== KURZE AUFGABE 1 ==
Geben Sie aus dem folgenden Textauszug über Jungs Kritik an der christlichen Kultur die Passage wortgetreu wieder, die bei den Worten „Im Folgenden soll“ beginnt und nach „näher zu kommen.“ endet.

**** TEXTAUSZUG

Teil II. Der Einfluss dämonischer Gottesbilder auf die Individuation


 

1. C. G. Jungs Kritik an der christlichen Kultur


 

„Die christliche Kultur hat sich in erschreckendem Maße als hohl erwiesen: sie ist äußerliche Politur; der innere Mensch ist davon unberührt geblieben. Der Zustand der Seele entspricht nicht dem äußerlich Geglaubten. […] Ja, es steht äußerlich alles da in Bild und Wort, in Kirche und Bibel. Aber es steht nicht innen. Im Innern regieren archaische Götter, wie nur je; das heißt, die innere Entsprechung des äußeren Gottesbildes ist aus Mangel an seelischer Kultur unentwickelt und darum im Heidentum steckengeblieben. […] Ein Christus ist ihnen nur außen begegnet, aber nie aus der eigenen Seele entgegengetreten; darum herrscht dort noch finsteres Heidentum, welches zum Teil mit nicht mehr zu leugnender Deutlichkeit, zum Teil in allzu fadenscheiniger Verhüllung die sogenannte christliche Kulturwelt überschwemmt.“[155]

 

„Ich rede […] nicht vom innersten und besten Verstande des Christentums, sondern von der Oberflächlichkeit und dem fatalen Mißverstehen, das allen vor Augen liegt. Die Forderung der ‚imitatio’ Christi, nämlich dem Vorbild nachzufolgen und diesem ähnlich zu werden, sollte die Entwicklung und Erhöhung des eigenen Menschen bezwecken, wird aber […] zu einem außenstehenden Kultobjekt gemacht, welches gerade durch die Verehrung daran verhindert wird, in die Tiefe der Seele einzugreifen und letztere zu jener dem Vorbild entsprechenden Ganzheit umzuschaffen.“[156]

 

Der Vorwurf Jungs gegen das gelebte und verkündete Christentum ist sicherlich in seiner Pauschalisierung polemisch und ließe sich durch zahlreiche Gegenbeispiele gelebten und gelungenen Glaubens entschärfen. Und dennoch scheint mir Jung einen Nerv des realen Christentums zu treffen. Ebenso, wenn er die Meinung vertritt, dass die Seele im westlichen Christentum tendenziell dadurch eine Abwertung erfährt, dass Gott als der Äußere, dem Menschen Gegenüberstehende gesehen wird und nicht als der in und an der Seele jedes Menschen Handelnde: „Es muss noch verstanden werden, daß das ‚mysterium magnum’ nicht nur an sich vorhanden, sondern auch in der menschlichen Seele begründet ist.“[157] Demzufolge liegt das Ziel der religiösen Erziehung für Jung darin, das große Geheimnis der Existenz Gottes als Erfahrung in, mit und durch die eigene Seele zu deuten. Diese Aufwertung des Seelischen in der Gottesbeziehung gegenüber einem verobjektivierenden Verständnis, welches die eigenen Erfahrungen abwertet, ist im Dienste der Selbstwerdung hin zur Ganzheit zu sehen. Es gilt, einen Zusammenhang zwischen den heiligen Figuren und christlichen Dogmen und der eigenen Seele herzustellen und zu entdecken, inwiefern die entsprechenden Bilder im eigenen Unbewussten schlummern.[158]

 

Im Folgenden soll es nun um eine Konkretion des bisher Untersuchten gehen. Es soll aus religionspsychologischer Sicht die psychische Entstehung und Wirkung von Gottesbildern untersucht werden. Durch Verletzungen der Seele in frühester Kindheit enthalten diese immer auch destruktive und dämonische Anteile, die im Unbewussten wirken und das psychische Wachstum des Menschen in entscheidendem Maße beeinträchtigen können. Die Botschaft des Christentums ist die des liebenden, barmherzigen, Mensch gewordenen und letztlich rettenden Gottes, der seine Treue auch in Zeiten der Dunkelheit und der Not zusagt („Ich lasse dich nicht fallen und verlasse dich nicht.“, Hebr 13,5). Daher gilt es, die dämonischen Anteile im Gottesbild zu entlarven und zu bereinigen, um dem Ziel der Selbstwerdung näher zu kommen.

********

== KURZE AUFGABE 2 ==
Schreiben Sie aus den nachstehenden Einträgen die Zeilen unverändert ab, vom Anfang der Einträge bis einschließlich der Zeile mit „x-tick-label: 10² — [979, 332, 987, 338]“.

**** AUSGANGSMATERIAL

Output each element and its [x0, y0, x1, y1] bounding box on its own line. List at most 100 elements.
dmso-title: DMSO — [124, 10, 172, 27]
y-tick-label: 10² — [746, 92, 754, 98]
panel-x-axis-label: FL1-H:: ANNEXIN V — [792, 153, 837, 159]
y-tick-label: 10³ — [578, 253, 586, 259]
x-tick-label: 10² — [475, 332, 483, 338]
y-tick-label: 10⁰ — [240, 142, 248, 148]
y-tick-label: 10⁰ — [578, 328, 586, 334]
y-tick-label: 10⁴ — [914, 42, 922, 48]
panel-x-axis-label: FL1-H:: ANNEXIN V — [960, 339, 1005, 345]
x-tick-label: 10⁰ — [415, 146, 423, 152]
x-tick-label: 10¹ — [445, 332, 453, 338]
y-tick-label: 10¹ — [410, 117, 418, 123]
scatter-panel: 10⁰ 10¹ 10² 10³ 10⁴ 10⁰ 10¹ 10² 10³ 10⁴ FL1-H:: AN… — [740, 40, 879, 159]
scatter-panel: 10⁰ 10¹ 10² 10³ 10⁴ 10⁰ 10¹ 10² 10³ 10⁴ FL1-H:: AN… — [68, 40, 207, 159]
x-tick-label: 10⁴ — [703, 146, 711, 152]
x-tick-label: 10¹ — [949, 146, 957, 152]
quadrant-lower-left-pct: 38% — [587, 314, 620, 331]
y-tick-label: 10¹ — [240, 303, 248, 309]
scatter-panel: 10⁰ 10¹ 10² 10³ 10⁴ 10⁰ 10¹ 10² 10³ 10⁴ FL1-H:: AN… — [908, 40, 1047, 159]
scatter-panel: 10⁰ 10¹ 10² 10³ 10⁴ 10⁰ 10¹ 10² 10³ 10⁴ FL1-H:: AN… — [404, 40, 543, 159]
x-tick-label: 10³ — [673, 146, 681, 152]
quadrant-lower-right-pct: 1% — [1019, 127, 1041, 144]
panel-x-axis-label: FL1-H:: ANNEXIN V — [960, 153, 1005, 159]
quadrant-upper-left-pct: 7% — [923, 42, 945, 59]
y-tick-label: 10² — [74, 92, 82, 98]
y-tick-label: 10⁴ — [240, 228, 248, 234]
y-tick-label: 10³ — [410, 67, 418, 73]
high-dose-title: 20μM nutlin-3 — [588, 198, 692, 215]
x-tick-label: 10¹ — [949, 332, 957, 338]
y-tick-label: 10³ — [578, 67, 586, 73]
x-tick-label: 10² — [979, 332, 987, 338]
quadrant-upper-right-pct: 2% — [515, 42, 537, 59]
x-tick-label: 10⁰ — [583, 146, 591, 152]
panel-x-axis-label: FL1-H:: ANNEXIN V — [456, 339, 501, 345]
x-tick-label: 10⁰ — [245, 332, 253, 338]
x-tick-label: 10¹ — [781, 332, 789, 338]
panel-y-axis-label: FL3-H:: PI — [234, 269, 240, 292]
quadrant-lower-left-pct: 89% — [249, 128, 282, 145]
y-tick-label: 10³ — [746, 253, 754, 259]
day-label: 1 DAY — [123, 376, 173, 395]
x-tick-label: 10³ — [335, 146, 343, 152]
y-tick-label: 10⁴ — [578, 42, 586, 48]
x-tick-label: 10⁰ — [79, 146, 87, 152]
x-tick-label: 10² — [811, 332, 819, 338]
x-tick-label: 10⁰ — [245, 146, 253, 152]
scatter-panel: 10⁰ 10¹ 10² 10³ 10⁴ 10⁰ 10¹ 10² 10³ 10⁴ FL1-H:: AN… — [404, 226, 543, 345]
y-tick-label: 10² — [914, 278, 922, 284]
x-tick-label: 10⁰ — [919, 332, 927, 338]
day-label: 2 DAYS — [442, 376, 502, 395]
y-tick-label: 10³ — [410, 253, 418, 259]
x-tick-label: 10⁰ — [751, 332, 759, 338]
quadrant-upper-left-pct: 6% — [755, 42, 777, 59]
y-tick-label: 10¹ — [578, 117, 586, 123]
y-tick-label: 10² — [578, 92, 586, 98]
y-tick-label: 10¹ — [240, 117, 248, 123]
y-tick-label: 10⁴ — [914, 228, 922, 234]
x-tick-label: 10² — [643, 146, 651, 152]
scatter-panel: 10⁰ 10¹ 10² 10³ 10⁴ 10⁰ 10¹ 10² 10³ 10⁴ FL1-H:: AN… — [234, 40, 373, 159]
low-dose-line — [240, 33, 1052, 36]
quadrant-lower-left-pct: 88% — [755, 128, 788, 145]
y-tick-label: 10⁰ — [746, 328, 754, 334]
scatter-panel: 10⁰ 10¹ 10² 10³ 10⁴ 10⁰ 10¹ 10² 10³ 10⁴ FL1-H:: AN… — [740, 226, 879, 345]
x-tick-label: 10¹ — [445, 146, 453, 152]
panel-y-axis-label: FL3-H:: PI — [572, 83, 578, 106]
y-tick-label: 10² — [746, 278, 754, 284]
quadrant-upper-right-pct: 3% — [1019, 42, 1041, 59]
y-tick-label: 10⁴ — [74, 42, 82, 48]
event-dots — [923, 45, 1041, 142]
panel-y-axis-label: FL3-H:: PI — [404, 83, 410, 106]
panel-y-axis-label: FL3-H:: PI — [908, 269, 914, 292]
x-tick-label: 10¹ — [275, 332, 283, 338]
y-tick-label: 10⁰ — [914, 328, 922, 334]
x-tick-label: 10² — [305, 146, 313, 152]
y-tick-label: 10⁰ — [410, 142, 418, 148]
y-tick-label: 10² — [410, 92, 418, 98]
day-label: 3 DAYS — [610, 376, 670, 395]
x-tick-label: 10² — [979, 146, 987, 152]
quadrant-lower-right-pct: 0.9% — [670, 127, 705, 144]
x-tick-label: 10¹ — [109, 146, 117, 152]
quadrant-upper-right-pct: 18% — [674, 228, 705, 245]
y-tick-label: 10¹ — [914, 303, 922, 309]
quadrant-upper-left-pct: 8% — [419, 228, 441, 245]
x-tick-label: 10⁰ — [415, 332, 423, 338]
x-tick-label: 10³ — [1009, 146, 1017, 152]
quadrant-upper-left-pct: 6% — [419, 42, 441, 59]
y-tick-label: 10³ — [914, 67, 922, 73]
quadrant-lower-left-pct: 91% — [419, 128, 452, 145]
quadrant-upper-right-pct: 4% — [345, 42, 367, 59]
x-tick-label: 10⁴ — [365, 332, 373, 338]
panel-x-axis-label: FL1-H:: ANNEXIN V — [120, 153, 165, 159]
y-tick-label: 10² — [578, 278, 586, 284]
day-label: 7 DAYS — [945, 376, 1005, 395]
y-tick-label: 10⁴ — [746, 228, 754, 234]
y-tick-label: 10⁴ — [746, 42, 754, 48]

********

== ERGEBNIS DER ÜBUNG 1 ==
Im Folgenden soll es nun um eine Konkretion des bisher Untersuchten gehen. Es soll aus religionspsychologischer Sicht die psychische Entstehung und Wirkung von Gottesbildern untersucht werden. Durch Verletzungen der Seele in frühester Kindheit enthalten diese immer auch destruktive und dämonische Anteile, die im Unbewussten wirken und das psychische Wachstum des Menschen in entscheidendem Maße beeinträchtigen können. Die Botschaft des Christentums ist die des liebenden, barmherzigen, Mensch gewordenen und letztlich rettenden Gottes, der seine Treue auch in Zeiten der Dunkelheit und der Not zusagt („Ich lasse dich nicht fallen und verlasse dich nicht.“, Hebr 13,5). Daher gilt es, die dämonischen Anteile im Gottesbild zu entlarven und zu bereinigen, um dem Ziel der Selbstwerdung näher zu kommen.

== ERGEBNIS DER ÜBUNG 2 ==
Output each element and its [x0, y0, x1, y1] bounding box on its own line. List at most 100 elements.
dmso-title: DMSO — [124, 10, 172, 27]
y-tick-label: 10² — [746, 92, 754, 98]
panel-x-axis-label: FL1-H:: ANNEXIN V — [792, 153, 837, 159]
y-tick-label: 10³ — [578, 253, 586, 259]
x-tick-label: 10² — [475, 332, 483, 338]
y-tick-label: 10⁰ — [240, 142, 248, 148]
y-tick-label: 10⁰ — [578, 328, 586, 334]
y-tick-label: 10⁴ — [914, 42, 922, 48]
panel-x-axis-label: FL1-H:: ANNEXIN V — [960, 339, 1005, 345]
x-tick-label: 10⁰ — [415, 146, 423, 152]
x-tick-label: 10¹ — [445, 332, 453, 338]
y-tick-label: 10¹ — [410, 117, 418, 123]
scatter-panel: 10⁰ 10¹ 10² 10³ 10⁴ 10⁰ 10¹ 10² 10³ 10⁴ FL1-H:: AN… — [740, 40, 879, 159]
scatter-panel: 10⁰ 10¹ 10² 10³ 10⁴ 10⁰ 10¹ 10² 10³ 10⁴ FL1-H:: AN… — [68, 40, 207, 159]
x-tick-label: 10⁴ — [703, 146, 711, 152]
x-tick-label: 10¹ — [949, 146, 957, 152]
quadrant-lower-left-pct: 38% — [587, 314, 620, 331]
y-tick-label: 10¹ — [240, 303, 248, 309]
scatter-panel: 10⁰ 10¹ 10² 10³ 10⁴ 10⁰ 10¹ 10² 10³ 10⁴ FL1-H:: AN… — [908, 40, 1047, 159]
scatter-panel: 10⁰ 10¹ 10² 10³ 10⁴ 10⁰ 10¹ 10² 10³ 10⁴ FL1-H:: AN… — [404, 40, 543, 159]
x-tick-label: 10³ — [673, 146, 681, 152]
quadrant-lower-right-pct: 1% — [1019, 127, 1041, 144]
panel-x-axis-label: FL1-H:: ANNEXIN V — [960, 153, 1005, 159]
quadrant-upper-left-pct: 7% — [923, 42, 945, 59]
y-tick-label: 10² — [74, 92, 82, 98]
y-tick-label: 10⁴ — [240, 228, 248, 234]
y-tick-label: 10³ — [410, 67, 418, 73]
high-dose-title: 20μM nutlin-3 — [588, 198, 692, 215]
x-tick-label: 10¹ — [949, 332, 957, 338]
y-tick-label: 10³ — [578, 67, 586, 73]
x-tick-label: 10² — [979, 332, 987, 338]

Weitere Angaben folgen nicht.